■ TASK TO CARRY OUT:
Pull every line containing "Among" from the entries.

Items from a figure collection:
..............................

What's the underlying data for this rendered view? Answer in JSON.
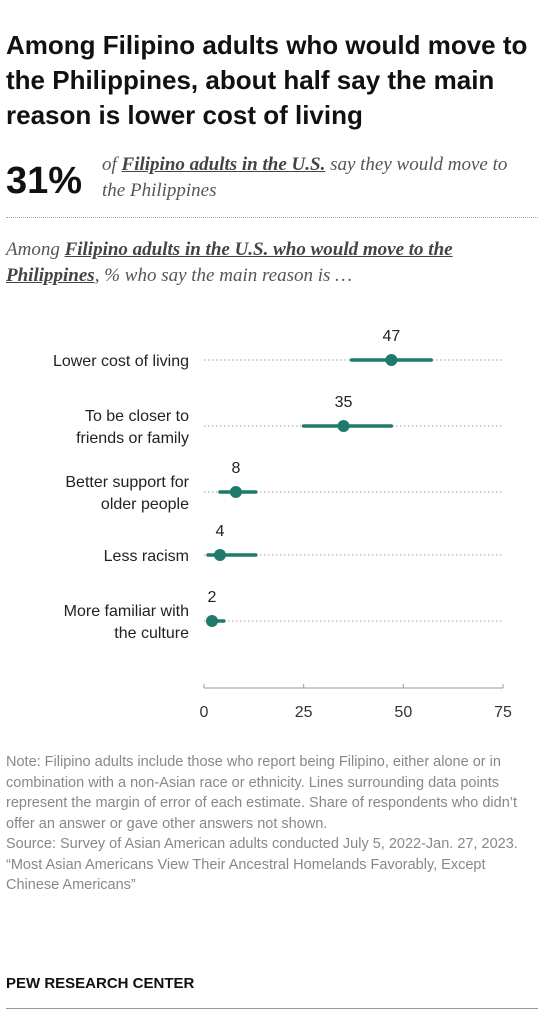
{
  "title": "Among Filipino adults who would move to the Philippines, about half say the main reason is lower cost of living",
  "headline_stat": {
    "value": "31%",
    "prefix": "of ",
    "group": "Filipino adults in the U.S.",
    "suffix": " say they would move to the Philippines"
  },
  "subtitle": {
    "prefix": "Among ",
    "group": "Filipino adults in the U.S. who would move to the Philippines",
    "suffix": ", % who say the main reason is …"
  },
  "colors": {
    "accent": "#1f7a6b",
    "dotted_line": "#b5b5b5",
    "axis": "#999999"
  },
  "chart_data": {
    "type": "scatter",
    "orientation": "horizontal",
    "categories": [
      [
        "Lower cost of living"
      ],
      [
        "To be closer to",
        "friends or family"
      ],
      [
        "Better support for",
        "older people"
      ],
      [
        "Less racism"
      ],
      [
        "More familiar with",
        "the culture"
      ]
    ],
    "values": [
      47,
      35,
      8,
      4,
      2
    ],
    "moe_low": [
      37,
      25,
      4,
      1,
      1
    ],
    "moe_high": [
      57,
      47,
      13,
      13,
      5
    ],
    "value_labels": [
      "47",
      "35",
      "8",
      "4",
      "2"
    ],
    "xlim": [
      0,
      75
    ],
    "xticks": [
      0,
      25,
      50,
      75
    ],
    "xtick_labels": [
      "0",
      "25",
      "50",
      "75"
    ]
  },
  "notes": {
    "note": "Note: Filipino adults include those who report being Filipino, either alone or in combination with a non-Asian race or ethnicity. Lines surrounding data points represent the margin of error of each estimate. Share of respondents who didn’t offer an answer or gave other answers not shown.",
    "source": "Source: Survey of Asian American adults conducted July 5, 2022-Jan. 27, 2023.",
    "report": "“Most Asian Americans View Their Ancestral Homelands Favorably, Except Chinese Americans”"
  },
  "brand": "PEW RESEARCH CENTER"
}
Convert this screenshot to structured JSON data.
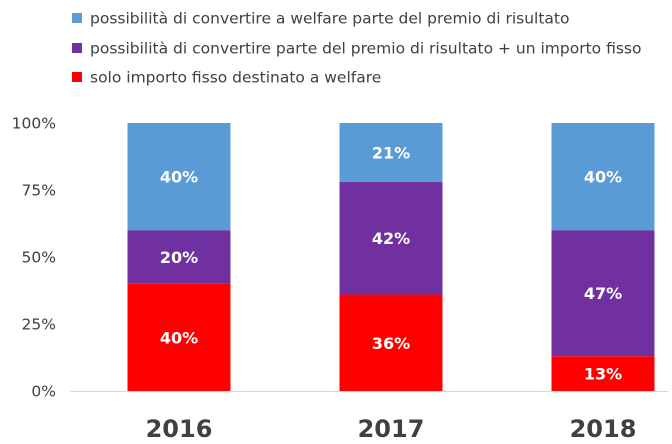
{
  "chart_data": {
    "type": "bar",
    "stacked": true,
    "categories": [
      "2016",
      "2017",
      "2018"
    ],
    "series": [
      {
        "name": "solo importo fisso destinato a welfare",
        "color": "#ff0000",
        "values": [
          40,
          36,
          13
        ],
        "labels": [
          "40%",
          "36%",
          "13%"
        ]
      },
      {
        "name": "possibilità di convertire parte del premio di risultato + un importo fisso",
        "color": "#7030a0",
        "values": [
          20,
          42,
          47
        ],
        "labels": [
          "20%",
          "42%",
          "47%"
        ]
      },
      {
        "name": "possibilità di convertire a welfare parte del premio di risultato",
        "color": "#5b9bd5",
        "values": [
          40,
          21,
          40
        ],
        "labels": [
          "40%",
          "21%",
          "40%"
        ]
      }
    ],
    "legend_order": [
      2,
      1,
      0
    ],
    "legend_position": "top",
    "ylim": [
      0,
      100
    ],
    "yticks": [
      "0%",
      "25%",
      "50%",
      "75%",
      "100%"
    ],
    "grid": false
  }
}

..............................

■ CORRECT ANSWER:
  "title": "Among Filipino adults who would move to the Philippines, about half say the main reason is lower cost of living",
    "prefix": "Among ",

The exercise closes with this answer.